[Dataset entries on figures]
^^^^

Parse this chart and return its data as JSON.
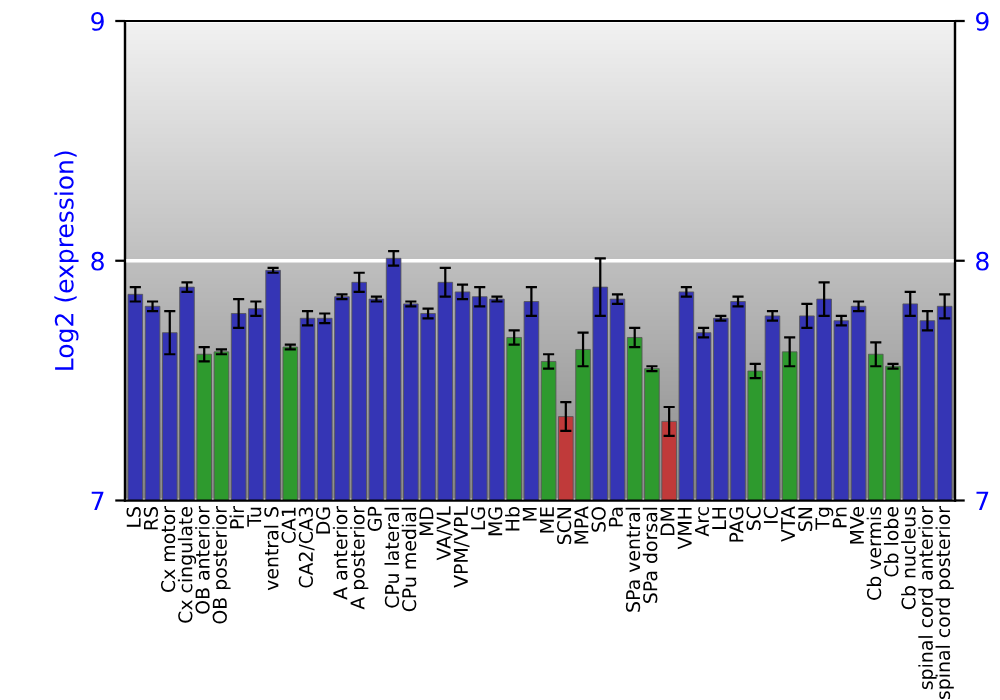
{
  "chart_data": {
    "type": "bar",
    "ylabel": "Log2 (expression)",
    "categories": [
      "LS",
      "RS",
      "Cx motor",
      "Cx cingulate",
      "OB anterior",
      "OB posterior",
      "Pir",
      "Tu",
      "ventral S",
      "CA1",
      "CA2/CA3",
      "DG",
      "A anterior",
      "A posterior",
      "GP",
      "CPu lateral",
      "CPu medial",
      "MD",
      "VA/VL",
      "VPM/VPL",
      "LG",
      "MG",
      "Hb",
      "M",
      "ME",
      "SCN",
      "MPA",
      "SO",
      "Pa",
      "SPa ventral",
      "SPa dorsal",
      "DM",
      "VMH",
      "Arc",
      "LH",
      "PAG",
      "SC",
      "IC",
      "VTA",
      "SN",
      "Tg",
      "Pn",
      "MVe",
      "Cb vermis",
      "Cb lobe",
      "Cb nucleus",
      "spinal cord anterior",
      "spinal cord posterior"
    ],
    "values": [
      7.86,
      7.81,
      7.7,
      7.89,
      7.61,
      7.62,
      7.78,
      7.8,
      7.96,
      7.64,
      7.76,
      7.76,
      7.85,
      7.91,
      7.84,
      8.01,
      7.82,
      7.78,
      7.91,
      7.87,
      7.85,
      7.84,
      7.68,
      7.83,
      7.58,
      7.35,
      7.63,
      7.89,
      7.84,
      7.68,
      7.55,
      7.33,
      7.87,
      7.7,
      7.76,
      7.83,
      7.54,
      7.77,
      7.62,
      7.77,
      7.84,
      7.75,
      7.81,
      7.61,
      7.56,
      7.82,
      7.75,
      7.81
    ],
    "errors": [
      0.03,
      0.02,
      0.09,
      0.02,
      0.03,
      0.01,
      0.06,
      0.03,
      0.01,
      0.01,
      0.03,
      0.02,
      0.01,
      0.04,
      0.01,
      0.03,
      0.01,
      0.02,
      0.06,
      0.03,
      0.04,
      0.01,
      0.03,
      0.06,
      0.03,
      0.06,
      0.07,
      0.12,
      0.02,
      0.04,
      0.01,
      0.06,
      0.02,
      0.02,
      0.01,
      0.02,
      0.03,
      0.02,
      0.06,
      0.05,
      0.07,
      0.02,
      0.02,
      0.05,
      0.01,
      0.05,
      0.04,
      0.05
    ],
    "colors": [
      "#3535b5",
      "#3535b5",
      "#3535b5",
      "#3535b5",
      "#2e9a2e",
      "#2e9a2e",
      "#3535b5",
      "#3535b5",
      "#3535b5",
      "#2e9a2e",
      "#3535b5",
      "#3535b5",
      "#3535b5",
      "#3535b5",
      "#3535b5",
      "#3535b5",
      "#3535b5",
      "#3535b5",
      "#3535b5",
      "#3535b5",
      "#3535b5",
      "#3535b5",
      "#2e9a2e",
      "#3535b5",
      "#2e9a2e",
      "#c03a3a",
      "#2e9a2e",
      "#3535b5",
      "#3535b5",
      "#2e9a2e",
      "#2e9a2e",
      "#c03a3a",
      "#3535b5",
      "#3535b5",
      "#3535b5",
      "#3535b5",
      "#2e9a2e",
      "#3535b5",
      "#2e9a2e",
      "#3535b5",
      "#3535b5",
      "#3535b5",
      "#3535b5",
      "#2e9a2e",
      "#2e9a2e",
      "#3535b5",
      "#3535b5",
      "#3535b5"
    ],
    "ylim": [
      7,
      9
    ],
    "yticks": [
      7,
      8,
      9
    ],
    "y2lim": [
      7,
      9
    ],
    "y2ticks": [
      7,
      8,
      9
    ],
    "grid": "y"
  }
}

^^^^

*Brief*
Quote everything in the listing above exactly; pictures are the only thing to omit.

*Solved exercise*
Parse this chart and return its data as JSON.
{
  "chart_data": {
    "type": "bar",
    "ylabel": "Log2 (expression)",
    "categories": [
      "LS",
      "RS",
      "Cx motor",
      "Cx cingulate",
      "OB anterior",
      "OB posterior",
      "Pir",
      "Tu",
      "ventral S",
      "CA1",
      "CA2/CA3",
      "DG",
      "A anterior",
      "A posterior",
      "GP",
      "CPu lateral",
      "CPu medial",
      "MD",
      "VA/VL",
      "VPM/VPL",
      "LG",
      "MG",
      "Hb",
      "M",
      "ME",
      "SCN",
      "MPA",
      "SO",
      "Pa",
      "SPa ventral",
      "SPa dorsal",
      "DM",
      "VMH",
      "Arc",
      "LH",
      "PAG",
      "SC",
      "IC",
      "VTA",
      "SN",
      "Tg",
      "Pn",
      "MVe",
      "Cb vermis",
      "Cb lobe",
      "Cb nucleus",
      "spinal cord anterior",
      "spinal cord posterior"
    ],
    "values": [
      7.86,
      7.81,
      7.7,
      7.89,
      7.61,
      7.62,
      7.78,
      7.8,
      7.96,
      7.64,
      7.76,
      7.76,
      7.85,
      7.91,
      7.84,
      8.01,
      7.82,
      7.78,
      7.91,
      7.87,
      7.85,
      7.84,
      7.68,
      7.83,
      7.58,
      7.35,
      7.63,
      7.89,
      7.84,
      7.68,
      7.55,
      7.33,
      7.87,
      7.7,
      7.76,
      7.83,
      7.54,
      7.77,
      7.62,
      7.77,
      7.84,
      7.75,
      7.81,
      7.61,
      7.56,
      7.82,
      7.75,
      7.81
    ],
    "errors": [
      0.03,
      0.02,
      0.09,
      0.02,
      0.03,
      0.01,
      0.06,
      0.03,
      0.01,
      0.01,
      0.03,
      0.02,
      0.01,
      0.04,
      0.01,
      0.03,
      0.01,
      0.02,
      0.06,
      0.03,
      0.04,
      0.01,
      0.03,
      0.06,
      0.03,
      0.06,
      0.07,
      0.12,
      0.02,
      0.04,
      0.01,
      0.06,
      0.02,
      0.02,
      0.01,
      0.02,
      0.03,
      0.02,
      0.06,
      0.05,
      0.07,
      0.02,
      0.02,
      0.05,
      0.01,
      0.05,
      0.04,
      0.05
    ],
    "colors": [
      "#3535b5",
      "#3535b5",
      "#3535b5",
      "#3535b5",
      "#2e9a2e",
      "#2e9a2e",
      "#3535b5",
      "#3535b5",
      "#3535b5",
      "#2e9a2e",
      "#3535b5",
      "#3535b5",
      "#3535b5",
      "#3535b5",
      "#3535b5",
      "#3535b5",
      "#3535b5",
      "#3535b5",
      "#3535b5",
      "#3535b5",
      "#3535b5",
      "#3535b5",
      "#2e9a2e",
      "#3535b5",
      "#2e9a2e",
      "#c03a3a",
      "#2e9a2e",
      "#3535b5",
      "#3535b5",
      "#2e9a2e",
      "#2e9a2e",
      "#c03a3a",
      "#3535b5",
      "#3535b5",
      "#3535b5",
      "#3535b5",
      "#2e9a2e",
      "#3535b5",
      "#2e9a2e",
      "#3535b5",
      "#3535b5",
      "#3535b5",
      "#3535b5",
      "#2e9a2e",
      "#2e9a2e",
      "#3535b5",
      "#3535b5",
      "#3535b5"
    ],
    "ylim": [
      7,
      9
    ],
    "yticks": [
      7,
      8,
      9
    ],
    "y2lim": [
      7,
      9
    ],
    "y2ticks": [
      7,
      8,
      9
    ],
    "grid": "y"
  }
}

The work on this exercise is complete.